## start Material

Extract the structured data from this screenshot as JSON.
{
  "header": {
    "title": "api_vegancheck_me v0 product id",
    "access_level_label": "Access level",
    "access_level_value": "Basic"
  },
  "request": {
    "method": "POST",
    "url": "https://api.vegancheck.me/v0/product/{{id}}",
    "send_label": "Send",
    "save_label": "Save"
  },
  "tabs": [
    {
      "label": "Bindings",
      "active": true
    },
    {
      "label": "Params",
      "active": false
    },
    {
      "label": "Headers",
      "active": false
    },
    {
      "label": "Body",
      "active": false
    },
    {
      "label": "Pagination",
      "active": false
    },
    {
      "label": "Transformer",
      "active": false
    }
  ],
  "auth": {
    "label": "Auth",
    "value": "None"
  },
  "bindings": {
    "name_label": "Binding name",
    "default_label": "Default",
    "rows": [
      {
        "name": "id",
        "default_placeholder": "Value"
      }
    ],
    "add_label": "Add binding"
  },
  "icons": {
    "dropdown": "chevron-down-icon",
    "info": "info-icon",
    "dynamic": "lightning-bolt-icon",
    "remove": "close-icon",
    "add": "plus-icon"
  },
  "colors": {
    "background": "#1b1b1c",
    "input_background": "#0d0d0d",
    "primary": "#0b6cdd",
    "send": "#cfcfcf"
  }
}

## end Material

Written request:
Quote the whole listing above, leaving nothing out.

Finished task:
Extract the structured data from this screenshot as JSON.
{
  "header": {
    "title": "api_vegancheck_me v0 product id",
    "access_level_label": "Access level",
    "access_level_value": "Basic"
  },
  "request": {
    "method": "POST",
    "url": "https://api.vegancheck.me/v0/product/{{id}}",
    "send_label": "Send",
    "save_label": "Save"
  },
  "tabs": [
    {
      "label": "Bindings",
      "active": true
    },
    {
      "label": "Params",
      "active": false
    },
    {
      "label": "Headers",
      "active": false
    },
    {
      "label": "Body",
      "active": false
    },
    {
      "label": "Pagination",
      "active": false
    },
    {
      "label": "Transformer",
      "active": false
    }
  ],
  "auth": {
    "label": "Auth",
    "value": "None"
  },
  "bindings": {
    "name_label": "Binding name",
    "default_label": "Default",
    "rows": [
      {
        "name": "id",
        "default_placeholder": "Value"
      }
    ],
    "add_label": "Add binding"
  },
  "icons": {
    "dropdown": "chevron-down-icon",
    "info": "info-icon",
    "dynamic": "lightning-bolt-icon",
    "remove": "close-icon",
    "add": "plus-icon"
  },
  "colors": {
    "background": "#1b1b1c",
    "input_background": "#0d0d0d",
    "primary": "#0b6cdd",
    "send": "#cfcfcf"
  }
}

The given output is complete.